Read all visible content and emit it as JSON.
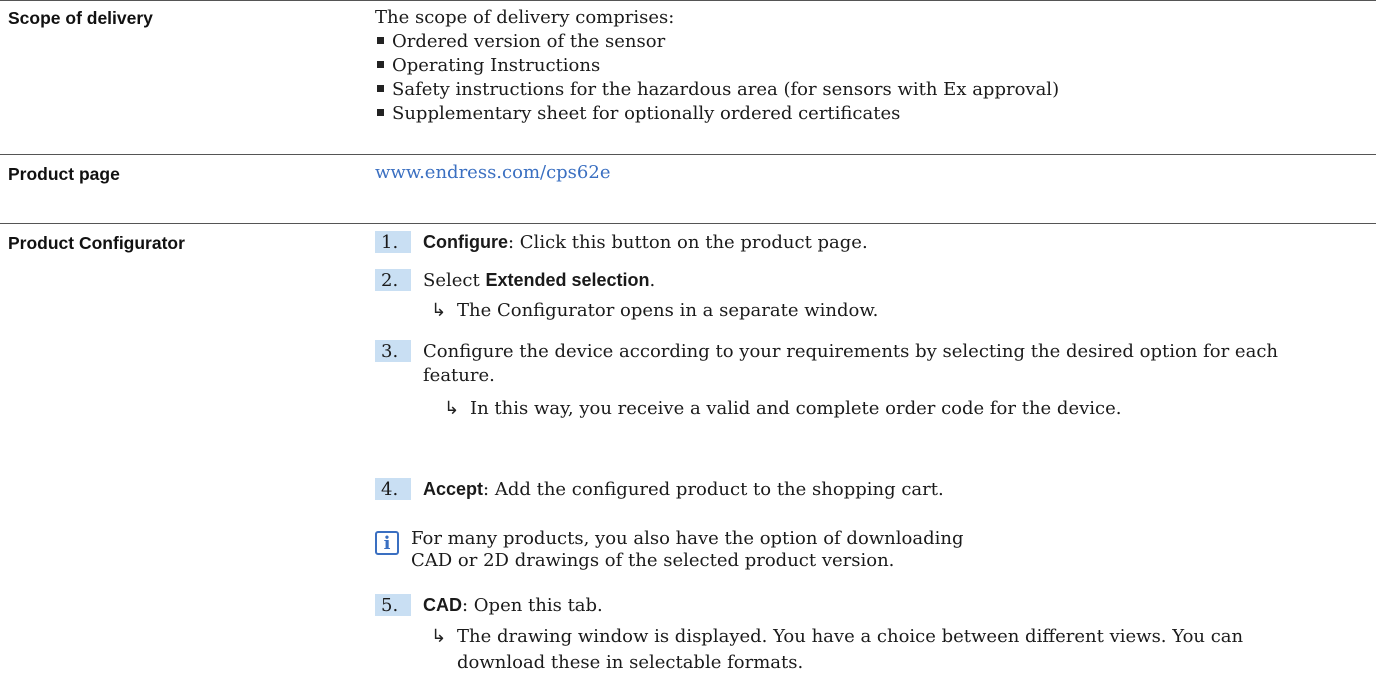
{
  "scope": {
    "label": "Scope of delivery",
    "intro": "The scope of delivery comprises:",
    "items": [
      "Ordered version of the sensor",
      "Operating Instructions",
      "Safety instructions for the hazardous area (for sensors with Ex approval)",
      "Supplementary sheet for optionally ordered certificates"
    ]
  },
  "product_page": {
    "label": "Product page",
    "link": "www.endress.com/cps62e"
  },
  "configurator": {
    "label": "Product Configurator",
    "steps": [
      {
        "num": "1.",
        "bold": "Configure",
        "text": ": Click this button on the product page."
      },
      {
        "num": "2.",
        "pre": "Select ",
        "bold": "Extended selection",
        "text": ".",
        "result": "The Configurator opens in a separate window."
      },
      {
        "num": "3.",
        "text_line1": "Configure the device according to your requirements by selecting the desired option for each",
        "text_line2": "feature.",
        "result": "In this way, you receive a valid and complete order code for the device."
      },
      {
        "num": "4.",
        "bold": "Accept",
        "text": ": Add the configured product to the shopping cart."
      },
      {
        "num": "5.",
        "bold": "CAD",
        "text": ": Open this tab.",
        "result_line1": "The drawing window is displayed. You have a choice between different views. You can",
        "result_line2": "download these in selectable formats."
      }
    ],
    "note": "For many products, you also have the option of downloading CAD or 2D drawings of the selected product version."
  }
}
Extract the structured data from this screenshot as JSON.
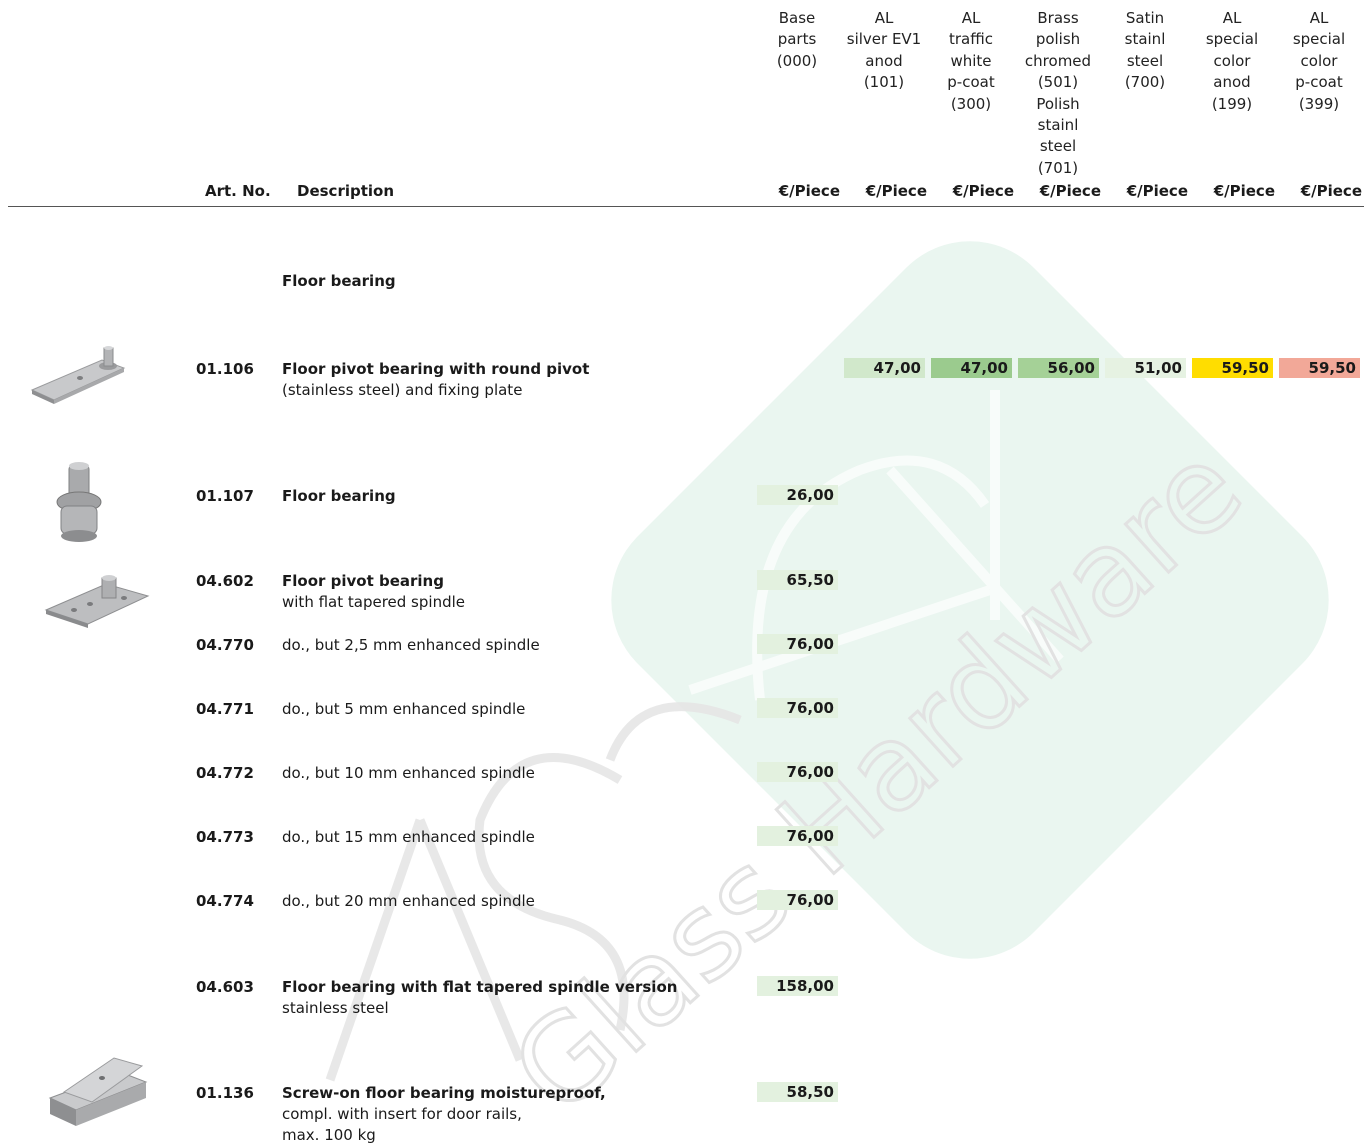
{
  "header": {
    "columns": [
      {
        "lines": [
          "Base",
          "parts",
          "(000)"
        ]
      },
      {
        "lines": [
          "AL",
          "silver EV1",
          "anod",
          "(101)"
        ]
      },
      {
        "lines": [
          "AL",
          "traffic",
          "white",
          "p-coat",
          "(300)"
        ]
      },
      {
        "lines": [
          "Brass",
          "polish",
          "chromed",
          "(501)",
          "Polish",
          "stainl",
          "steel",
          "(701)"
        ]
      },
      {
        "lines": [
          "Satin",
          "stainl",
          "steel",
          "(700)"
        ]
      },
      {
        "lines": [
          "AL",
          "special",
          "color",
          "anod",
          "(199)"
        ]
      },
      {
        "lines": [
          "AL",
          "special",
          "color",
          "p-coat",
          "(399)"
        ]
      }
    ],
    "art_no_label": "Art. No.",
    "description_label": "Description",
    "unit_label": "€/Piece"
  },
  "section_title": "Floor bearing",
  "colors": {
    "base": "#e3f1df",
    "al_silver": "#d1e8cb",
    "traffic_white": "#9bcb8e",
    "brass": "#a5d197",
    "satin": "#e6f2e2",
    "special_anod": "#ffdd00",
    "special_pcoat": "#f2a898"
  },
  "rows": [
    {
      "art": "01.106",
      "title": "Floor pivot bearing with round pivot",
      "lines": [
        "(stainless steel) and fixing plate"
      ],
      "prices": [
        "",
        "47,00",
        "47,00",
        "56,00",
        "51,00",
        "59,50",
        "59,50"
      ],
      "image": "pivot-bearing-plate"
    },
    {
      "art": "01.107",
      "title": "Floor bearing",
      "lines": [],
      "prices": [
        "26,00"
      ],
      "image": "floor-bearing-round"
    },
    {
      "art": "04.602",
      "title": "Floor pivot bearing",
      "lines": [
        "with flat tapered spindle"
      ],
      "prices": [
        "65,50"
      ],
      "image": "pivot-bearing-flat"
    },
    {
      "art": "04.770",
      "title": "",
      "lines": [
        "do., but 2,5 mm enhanced spindle"
      ],
      "prices": [
        "76,00"
      ]
    },
    {
      "art": "04.771",
      "title": "",
      "lines": [
        "do., but 5 mm enhanced spindle"
      ],
      "prices": [
        "76,00"
      ]
    },
    {
      "art": "04.772",
      "title": "",
      "lines": [
        "do., but 10 mm enhanced spindle"
      ],
      "prices": [
        "76,00"
      ]
    },
    {
      "art": "04.773",
      "title": "",
      "lines": [
        "do., but 15 mm enhanced spindle"
      ],
      "prices": [
        "76,00"
      ]
    },
    {
      "art": "04.774",
      "title": "",
      "lines": [
        "do., but 20 mm enhanced spindle"
      ],
      "prices": [
        "76,00"
      ]
    },
    {
      "art": "04.603",
      "title": "Floor bearing with flat tapered spindle version",
      "lines": [
        "stainless steel"
      ],
      "prices": [
        "158,00"
      ]
    },
    {
      "art": "01.136",
      "title": "Screw-on floor bearing moistureproof,",
      "lines": [
        "compl. with insert for door rails,",
        "max. 100 kg"
      ],
      "prices": [
        "58,50"
      ],
      "image": "screw-on-bearing"
    }
  ],
  "watermark": {
    "brand": "Glass Hardware"
  }
}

-=-=-

Restate each of the entries above word for word and skip every image.

OUTPUT BELOW.
Read all visible content and emit it as JSON.
{
  "scope": {
    "label": "Scope of delivery",
    "intro": "The scope of delivery comprises:",
    "items": [
      "Ordered version of the sensor",
      "Operating Instructions",
      "Safety instructions for the hazardous area (for sensors with Ex approval)",
      "Supplementary sheet for optionally ordered certificates"
    ]
  },
  "product_page": {
    "label": "Product page",
    "link": "www.endress.com/cps62e"
  },
  "configurator": {
    "label": "Product Configurator",
    "steps": [
      {
        "num": "1.",
        "bold": "Configure",
        "text": ": Click this button on the product page."
      },
      {
        "num": "2.",
        "pre": "Select ",
        "bold": "Extended selection",
        "text": ".",
        "result": "The Configurator opens in a separate window."
      },
      {
        "num": "3.",
        "text_line1": "Configure the device according to your requirements by selecting the desired option for each",
        "text_line2": "feature.",
        "result": "In this way, you receive a valid and complete order code for the device."
      },
      {
        "num": "4.",
        "bold": "Accept",
        "text": ": Add the configured product to the shopping cart."
      },
      {
        "num": "5.",
        "bold": "CAD",
        "text": ": Open this tab.",
        "result_line1": "The drawing window is displayed. You have a choice between different views. You can",
        "result_line2": "download these in selectable formats."
      }
    ],
    "note": "For many products, you also have the option of downloading CAD or 2D drawings of the selected product version."
  }
}
Extract the structured data from this screenshot as JSON.
{
  "header": {
    "columns": [
      {
        "lines": [
          "Base",
          "parts",
          "(000)"
        ]
      },
      {
        "lines": [
          "AL",
          "silver EV1",
          "anod",
          "(101)"
        ]
      },
      {
        "lines": [
          "AL",
          "traffic",
          "white",
          "p-coat",
          "(300)"
        ]
      },
      {
        "lines": [
          "Brass",
          "polish",
          "chromed",
          "(501)",
          "Polish",
          "stainl",
          "steel",
          "(701)"
        ]
      },
      {
        "lines": [
          "Satin",
          "stainl",
          "steel",
          "(700)"
        ]
      },
      {
        "lines": [
          "AL",
          "special",
          "color",
          "anod",
          "(199)"
        ]
      },
      {
        "lines": [
          "AL",
          "special",
          "color",
          "p-coat",
          "(399)"
        ]
      }
    ],
    "art_no_label": "Art. No.",
    "description_label": "Description",
    "unit_label": "€/Piece"
  },
  "section_title": "Floor bearing",
  "colors": {
    "base": "#e3f1df",
    "al_silver": "#d1e8cb",
    "traffic_white": "#9bcb8e",
    "brass": "#a5d197",
    "satin": "#e6f2e2",
    "special_anod": "#ffdd00",
    "special_pcoat": "#f2a898"
  },
  "rows": [
    {
      "art": "01.106",
      "title": "Floor pivot bearing with round pivot",
      "lines": [
        "(stainless steel) and fixing plate"
      ],
      "prices": [
        "",
        "47,00",
        "47,00",
        "56,00",
        "51,00",
        "59,50",
        "59,50"
      ],
      "image": "pivot-bearing-plate"
    },
    {
      "art": "01.107",
      "title": "Floor bearing",
      "lines": [],
      "prices": [
        "26,00"
      ],
      "image": "floor-bearing-round"
    },
    {
      "art": "04.602",
      "title": "Floor pivot bearing",
      "lines": [
        "with flat tapered spindle"
      ],
      "prices": [
        "65,50"
      ],
      "image": "pivot-bearing-flat"
    },
    {
      "art": "04.770",
      "title": "",
      "lines": [
        "do., but 2,5 mm enhanced spindle"
      ],
      "prices": [
        "76,00"
      ]
    },
    {
      "art": "04.771",
      "title": "",
      "lines": [
        "do., but 5 mm enhanced spindle"
      ],
      "prices": [
        "76,00"
      ]
    },
    {
      "art": "04.772",
      "title": "",
      "lines": [
        "do., but 10 mm enhanced spindle"
      ],
      "prices": [
        "76,00"
      ]
    },
    {
      "art": "04.773",
      "title": "",
      "lines": [
        "do., but 15 mm enhanced spindle"
      ],
      "prices": [
        "76,00"
      ]
    },
    {
      "art": "04.774",
      "title": "",
      "lines": [
        "do., but 20 mm enhanced spindle"
      ],
      "prices": [
        "76,00"
      ]
    },
    {
      "art": "04.603",
      "title": "Floor bearing with flat tapered spindle version",
      "lines": [
        "stainless steel"
      ],
      "prices": [
        "158,00"
      ]
    },
    {
      "art": "01.136",
      "title": "Screw-on floor bearing moistureproof,",
      "lines": [
        "compl. with insert for door rails,",
        "max. 100 kg"
      ],
      "prices": [
        "58,50"
      ],
      "image": "screw-on-bearing"
    }
  ],
  "watermark": {
    "brand": "Glass Hardware"
  }
}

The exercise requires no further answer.